■ WHAT YOU HAVE TO DO: Using the entries that follow, collect the lines where the word "your" appears.
################
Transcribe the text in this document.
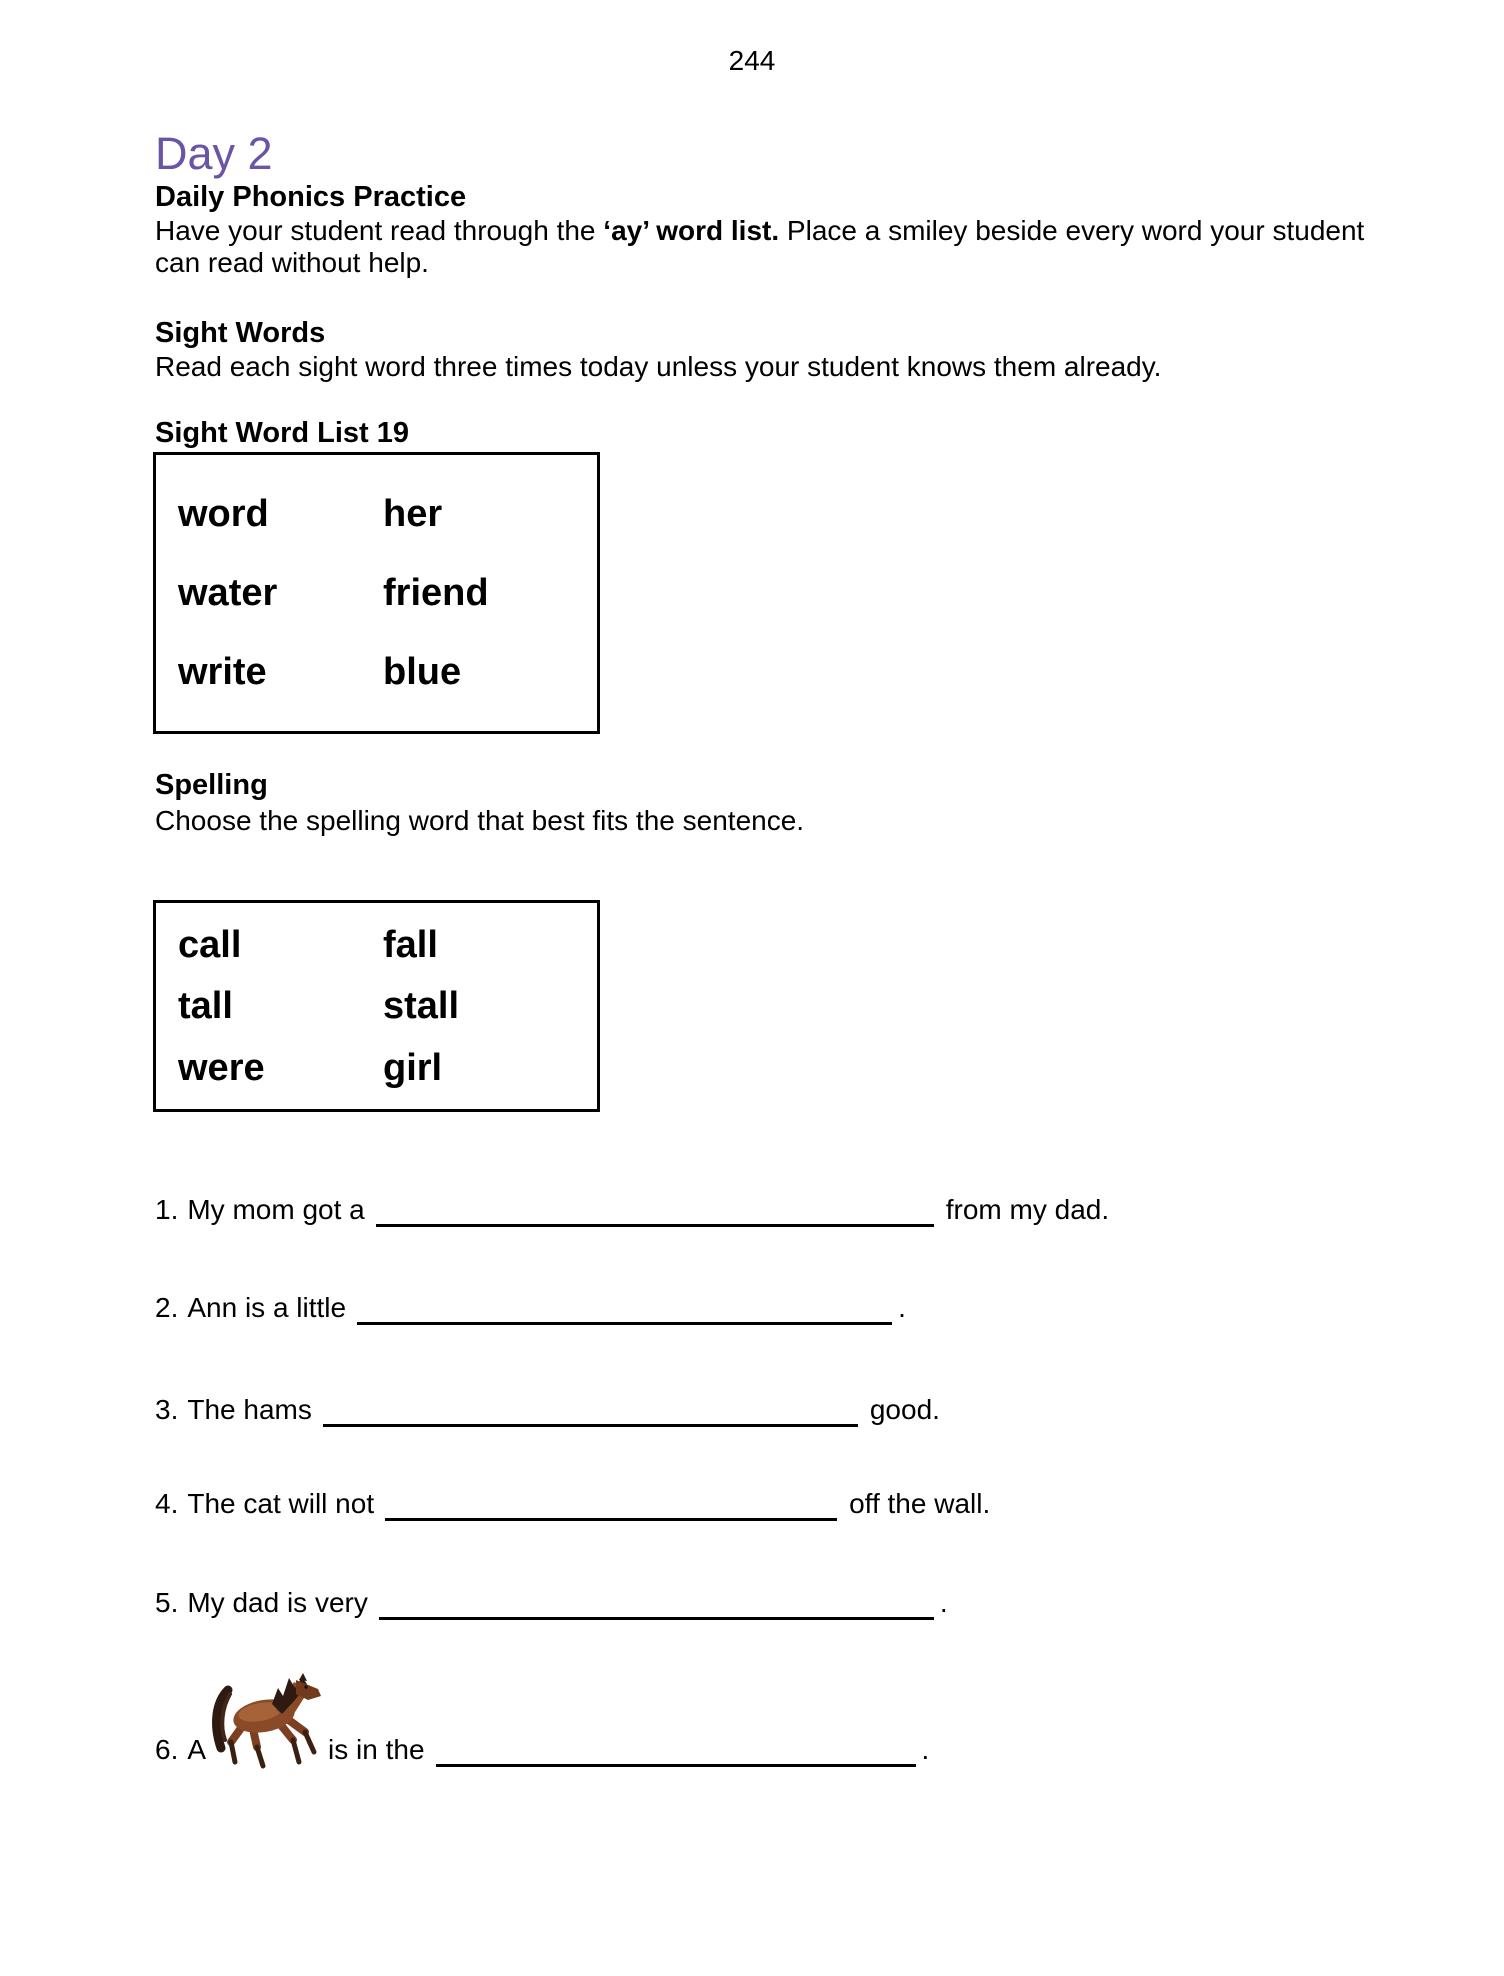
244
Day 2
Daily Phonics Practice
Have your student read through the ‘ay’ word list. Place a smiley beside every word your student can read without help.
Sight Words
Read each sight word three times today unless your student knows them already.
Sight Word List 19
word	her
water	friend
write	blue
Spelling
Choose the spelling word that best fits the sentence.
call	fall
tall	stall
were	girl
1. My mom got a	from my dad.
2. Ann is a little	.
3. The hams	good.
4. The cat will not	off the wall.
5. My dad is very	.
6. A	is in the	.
################
■ EXERCISE SOLUTION:
Have your student read through the ‘ay’ word list. Place a smiley beside every word your student can read without help.
Read each sight word three times today unless your student knows them already.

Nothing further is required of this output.